-- begin Data for this task --
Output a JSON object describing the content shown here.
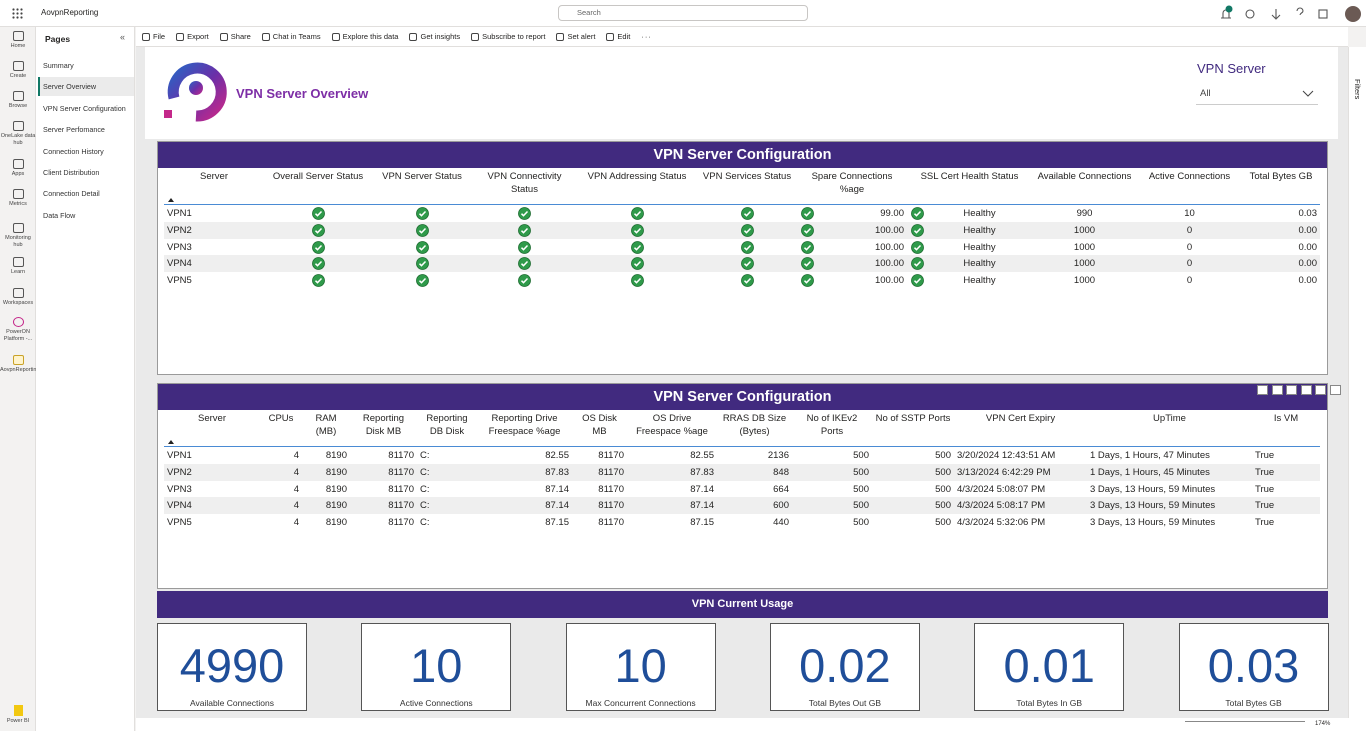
{
  "top_bar": {
    "app_name": "AovpnReporting",
    "search_placeholder": "Search"
  },
  "left_nav": {
    "items": [
      "Home",
      "Create",
      "Browse",
      "OneLake data hub",
      "Apps",
      "Metrics",
      "Monitoring hub",
      "Learn",
      "Workspaces",
      "PowerON Platform -...",
      "AovpnReporting"
    ],
    "product": "Power BI"
  },
  "pages_pane": {
    "title": "Pages",
    "pages": [
      "Summary",
      "Server Overview",
      "VPN Server Configuration",
      "Server Perfomance",
      "Connection History",
      "Client Distribution",
      "Connection Detail",
      "Data Flow"
    ]
  },
  "toolbar": {
    "items": [
      "File",
      "Export",
      "Share",
      "Chat in Teams",
      "Explore this data",
      "Get insights",
      "Subscribe to report",
      "Set alert",
      "Edit"
    ]
  },
  "report": {
    "title": "VPN Server Overview",
    "slicer": {
      "label": "VPN Server",
      "value": "All"
    },
    "config_table": {
      "title": "VPN Server Configuration",
      "headers": [
        "Server",
        "Overall Server Status",
        "VPN Server Status",
        "VPN Connectivity Status",
        "VPN Addressing Status",
        "VPN Services Status",
        "Spare Connections %age",
        "SSL Cert Health Status",
        "Available Connections",
        "Active Connections",
        "Total Bytes GB"
      ],
      "rows": [
        {
          "server": "VPN1",
          "spare": "99.00",
          "ssl": "Healthy",
          "available": "990",
          "active": "10",
          "bytes": "0.03"
        },
        {
          "server": "VPN2",
          "spare": "100.00",
          "ssl": "Healthy",
          "available": "1000",
          "active": "0",
          "bytes": "0.00"
        },
        {
          "server": "VPN3",
          "spare": "100.00",
          "ssl": "Healthy",
          "available": "1000",
          "active": "0",
          "bytes": "0.00"
        },
        {
          "server": "VPN4",
          "spare": "100.00",
          "ssl": "Healthy",
          "available": "1000",
          "active": "0",
          "bytes": "0.00"
        },
        {
          "server": "VPN5",
          "spare": "100.00",
          "ssl": "Healthy",
          "available": "1000",
          "active": "0",
          "bytes": "0.00"
        }
      ]
    },
    "detail_table": {
      "title": "VPN Server Configuration",
      "headers": [
        "Server",
        "CPUs",
        "RAM (MB)",
        "Reporting Disk MB",
        "Reporting DB Disk",
        "Reporting Drive Freespace %age",
        "OS Disk MB",
        "OS Drive Freespace %age",
        "RRAS DB Size (Bytes)",
        "No of IKEv2 Ports",
        "No of SSTP Ports",
        "VPN Cert Expiry",
        "UpTime",
        "Is VM"
      ],
      "rows": [
        [
          "VPN1",
          "4",
          "8190",
          "81170",
          "C:",
          "82.55",
          "81170",
          "82.55",
          "2136",
          "500",
          "500",
          "3/20/2024 12:43:51 AM",
          "1 Days, 1 Hours, 47 Minutes",
          "True"
        ],
        [
          "VPN2",
          "4",
          "8190",
          "81170",
          "C:",
          "87.83",
          "81170",
          "87.83",
          "848",
          "500",
          "500",
          "3/13/2024 6:42:29 PM",
          "1 Days, 1 Hours, 45 Minutes",
          "True"
        ],
        [
          "VPN3",
          "4",
          "8190",
          "81170",
          "C:",
          "87.14",
          "81170",
          "87.14",
          "664",
          "500",
          "500",
          "4/3/2024 5:08:07 PM",
          "3 Days, 13 Hours, 59 Minutes",
          "True"
        ],
        [
          "VPN4",
          "4",
          "8190",
          "81170",
          "C:",
          "87.14",
          "81170",
          "87.14",
          "600",
          "500",
          "500",
          "4/3/2024 5:08:17 PM",
          "3 Days, 13 Hours, 59 Minutes",
          "True"
        ],
        [
          "VPN5",
          "4",
          "8190",
          "81170",
          "C:",
          "87.15",
          "81170",
          "87.15",
          "440",
          "500",
          "500",
          "4/3/2024 5:32:06 PM",
          "3 Days, 13 Hours, 59 Minutes",
          "True"
        ]
      ]
    },
    "usage": {
      "title": "VPN Current Usage",
      "cards": [
        {
          "value": "4990",
          "label": "Available Connections"
        },
        {
          "value": "10",
          "label": "Active Connections"
        },
        {
          "value": "10",
          "label": "Max Concurrent Connections"
        },
        {
          "value": "0.02",
          "label": "Total Bytes Out GB"
        },
        {
          "value": "0.01",
          "label": "Total Bytes In GB"
        },
        {
          "value": "0.03",
          "label": "Total Bytes GB"
        }
      ]
    }
  },
  "filters_pane": {
    "label": "Filters"
  },
  "status_bar": {
    "zoom": "174%"
  }
}
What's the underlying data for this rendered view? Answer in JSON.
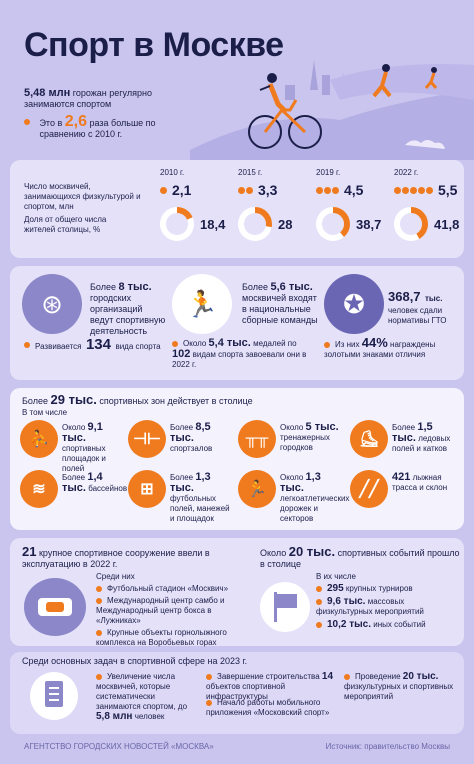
-- end Data for this task --
Stated goal:
Show all lines in the entries above where the string "label" appears.

Full solution:
      "label": "VPN Server",
          "label": "Available Connections"
          "label": "Active Connections"
          "label": "Max Concurrent Connections"
          "label": "Total Bytes Out GB"
          "label": "Total Bytes In GB"
          "label": "Total Bytes GB"
    "label": "Filters"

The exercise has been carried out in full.